** Passage shown **
Now, you may have heard from no less an authority than the SCCA website that autocross is a “low-cost, entry-level motorsport.” Tee. Freaking. Hee. Upon pulling into the paddock at Heartland Park on Monday afternoon, I am reminded why many people simply don’t go to Nationals. The preparation level of the cars is better than anything we’ve ever seen from Super Aguri. Not to mention the motorhomes, trailers, tow vehicles, and the d-bag who will stack up his Hoosier Wets in grid a few cars down from me on Tuesday morning, despite the fact that you could have driven 30 miles in any direction before seeing a cloud. One quickly realizes that in a competition measured by thousandths, your average Local Region Superstar who dominates F Stock in his ’93 Camaro is not on the same planet as these guys. When there are people writing articles in Grassroots Motorsports about how to build a $15,000 motor for a 1991 Miata (take a moment to appreciate the irony of that), something just ain’t right.
My co-driver and I find our paddock spot with the rest of the homies from our region. Oh, yeah, here’s a tip for Nats newbies-if you don’t have a capable co-driver, don’t bother going. Your tires can’t get warm enough at 8:30 in the morning on their own-they need help. We have a choice spot behind the garages, down by the road course-but most importantly, it’s on the asphalt. Jacking up your car on the grass is less than fun. Priority #1: Get the car through tech. Priority #2: Walk the Tuesday course. B Stock-that’s where the RX-8 is classed-would be running the West course in run group #1.
My co-driver had been able to arrange a ridealong on a fellow competitor’s trailer for my O.Z., Ultraleggera wheels, so I didn’t have to haul them myself in the back seat from Kentucky. I grab them, throw them in the car, and head off to tech, hoping that nobody would make me put them ON the car to be teched. Tech at Nationals is an interesting process-it’s more to make sure that you are running the SCCA-mandated set of stickers on your car than it is to ensure any sort of safety. By the time you put on all the required stickers, plus the stickers that tire companies and car manufacturers require for contingency money, you too can look like you have a real race car! Ugh-can’t we all admit that we’re driving around a parking lot? I would have put my name on the car, too, but then I remembered that I wasn’t driving at Lowe’s Motor Speedway (Well, Kyle, I was real pleased with the Tire Rack/Koni/Kumho/Hawk Mazda today…).
I’m greeted in the tech shed by some fellow B Stock competitors from down south, where they all play the game of “my car’s too slow to win.”
“My shocks are gone.”
“My tires are done.”
“My car’s too fat…” Okay, that’s me. As Yogi Berra once said, “Autocross is about 90% mental. The other half is physical.” That might not have been an exact quote, but you get the gist. The fastest driver/car does not always win-the driver who can keep it together mentally while looking ahead, maximizing his shift points, finding his reference cones, left-foot braking, heel-toe downshifting…THAT’S your winner. Unlike your local event, where the guy who was the first one in the class to buy some used R-Comps generally wins, everybody here is FAST. Mario Mendoza was a tiger on the local ballfields, too (last baseball reference, I promise).

[Collected data entries]
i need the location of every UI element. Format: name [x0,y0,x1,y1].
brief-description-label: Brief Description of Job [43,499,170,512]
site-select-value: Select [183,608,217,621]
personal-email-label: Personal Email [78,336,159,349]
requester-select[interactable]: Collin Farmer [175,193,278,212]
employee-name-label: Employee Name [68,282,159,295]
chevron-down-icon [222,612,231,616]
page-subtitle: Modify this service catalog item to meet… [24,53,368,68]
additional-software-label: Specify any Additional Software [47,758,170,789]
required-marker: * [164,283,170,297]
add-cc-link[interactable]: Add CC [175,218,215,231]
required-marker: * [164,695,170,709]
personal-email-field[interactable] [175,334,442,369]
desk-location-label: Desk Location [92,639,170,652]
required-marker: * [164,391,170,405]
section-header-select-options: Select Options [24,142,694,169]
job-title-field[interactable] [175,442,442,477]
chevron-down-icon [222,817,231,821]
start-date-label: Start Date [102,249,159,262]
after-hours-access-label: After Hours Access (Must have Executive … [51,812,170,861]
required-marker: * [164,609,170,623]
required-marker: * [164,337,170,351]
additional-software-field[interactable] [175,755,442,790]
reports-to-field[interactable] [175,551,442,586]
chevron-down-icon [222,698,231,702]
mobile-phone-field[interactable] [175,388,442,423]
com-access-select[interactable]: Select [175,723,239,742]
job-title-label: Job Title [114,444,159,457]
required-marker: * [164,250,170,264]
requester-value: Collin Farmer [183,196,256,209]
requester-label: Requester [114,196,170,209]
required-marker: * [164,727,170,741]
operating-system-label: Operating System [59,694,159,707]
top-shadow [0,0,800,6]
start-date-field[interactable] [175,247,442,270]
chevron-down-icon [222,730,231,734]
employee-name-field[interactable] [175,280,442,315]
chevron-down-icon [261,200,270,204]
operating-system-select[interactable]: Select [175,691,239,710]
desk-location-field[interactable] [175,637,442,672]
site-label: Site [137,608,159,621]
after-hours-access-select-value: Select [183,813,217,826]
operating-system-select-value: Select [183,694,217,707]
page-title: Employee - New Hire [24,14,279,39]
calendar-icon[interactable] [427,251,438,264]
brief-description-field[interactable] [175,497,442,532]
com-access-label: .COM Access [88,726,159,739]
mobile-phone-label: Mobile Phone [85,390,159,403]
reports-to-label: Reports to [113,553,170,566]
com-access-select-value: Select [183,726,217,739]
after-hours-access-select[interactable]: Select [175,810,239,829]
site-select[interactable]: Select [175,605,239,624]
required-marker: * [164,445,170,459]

** What to do **
(A) In the autocross article, which class is the RX-8 placed in?
(B) Repeat the autocross article from "I’m greeted in" to "reference, I promise).".
(C) List the actions that the autocross article says the winning driver carries out while keeping it together mentally.
The collected data entries are material separate from the autocross article.

** Solution set **
(A) B Stock

(B)
I’m greeted in the tech shed by some fellow B Stock competitors from down south, where they all play the game of “my car’s too slow to win.”
“My shocks are gone.”
“My tires are done.”
“My car’s too fat…” Okay, that’s me. As Yogi Berra once said, “Autocross is about 90% mental. The other half is physical.” That might not have been an exact quote, but you get the gist. The fastest driver/car does not always win-the driver who can keep it together mentally while looking ahead, maximizing his shift points, finding his reference cones, left-foot braking, heel-toe downshifting…THAT’S your winner. Unlike your local event, where the guy who was the first one in the class to buy some used R-Comps generally wins, everybody here is FAST. Mario Mendoza was a tiger on the local ballfields, too (last baseball reference, I promise).

(C)
- Looking ahead
- Maximizing his shift points
- Finding his reference cones
- Left-foot braking
- Heel-toe downshifting